━━━━━ Supplied records ━━━━━

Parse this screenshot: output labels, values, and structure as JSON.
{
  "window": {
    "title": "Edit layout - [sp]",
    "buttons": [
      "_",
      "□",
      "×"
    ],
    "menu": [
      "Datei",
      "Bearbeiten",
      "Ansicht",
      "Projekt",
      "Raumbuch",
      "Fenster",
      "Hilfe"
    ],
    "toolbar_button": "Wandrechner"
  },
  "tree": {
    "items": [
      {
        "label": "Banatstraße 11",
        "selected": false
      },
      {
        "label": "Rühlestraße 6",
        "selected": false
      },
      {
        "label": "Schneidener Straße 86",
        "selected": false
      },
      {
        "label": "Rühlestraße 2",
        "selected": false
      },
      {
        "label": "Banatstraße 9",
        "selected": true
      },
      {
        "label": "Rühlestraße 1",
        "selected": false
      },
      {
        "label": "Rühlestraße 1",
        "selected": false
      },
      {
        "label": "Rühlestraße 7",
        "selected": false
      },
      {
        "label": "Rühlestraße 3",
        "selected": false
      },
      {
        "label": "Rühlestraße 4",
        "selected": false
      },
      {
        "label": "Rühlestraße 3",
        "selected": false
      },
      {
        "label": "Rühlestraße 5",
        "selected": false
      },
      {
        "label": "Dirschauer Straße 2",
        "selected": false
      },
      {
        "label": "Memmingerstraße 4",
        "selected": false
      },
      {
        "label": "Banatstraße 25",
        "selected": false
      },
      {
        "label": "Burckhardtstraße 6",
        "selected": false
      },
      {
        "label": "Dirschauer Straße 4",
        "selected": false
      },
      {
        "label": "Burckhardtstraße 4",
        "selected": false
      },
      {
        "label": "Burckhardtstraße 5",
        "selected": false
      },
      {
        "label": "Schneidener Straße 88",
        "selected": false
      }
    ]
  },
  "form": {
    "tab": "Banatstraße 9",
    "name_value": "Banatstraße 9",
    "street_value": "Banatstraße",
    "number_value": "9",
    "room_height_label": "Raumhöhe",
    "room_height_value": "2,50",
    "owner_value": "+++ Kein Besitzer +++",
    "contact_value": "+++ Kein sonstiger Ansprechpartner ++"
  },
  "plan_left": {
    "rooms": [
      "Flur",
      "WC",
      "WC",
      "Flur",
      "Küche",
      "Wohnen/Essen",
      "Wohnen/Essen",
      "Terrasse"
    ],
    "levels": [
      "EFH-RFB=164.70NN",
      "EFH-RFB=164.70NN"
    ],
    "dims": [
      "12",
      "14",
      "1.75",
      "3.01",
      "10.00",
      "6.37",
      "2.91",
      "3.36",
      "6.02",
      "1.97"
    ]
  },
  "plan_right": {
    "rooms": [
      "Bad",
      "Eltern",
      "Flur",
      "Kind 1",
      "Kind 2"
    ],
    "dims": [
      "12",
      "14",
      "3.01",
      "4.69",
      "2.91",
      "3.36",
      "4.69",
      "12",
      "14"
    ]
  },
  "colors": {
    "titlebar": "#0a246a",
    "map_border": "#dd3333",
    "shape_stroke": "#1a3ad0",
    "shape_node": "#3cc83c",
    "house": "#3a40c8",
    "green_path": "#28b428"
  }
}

━━━━━

• Direction
Identify the lines of the data that contain the word "Schneidener". Copy each of them.

• Written solution
        "label": "Schneidener Straße 86",
        "label": "Schneidener Straße 88",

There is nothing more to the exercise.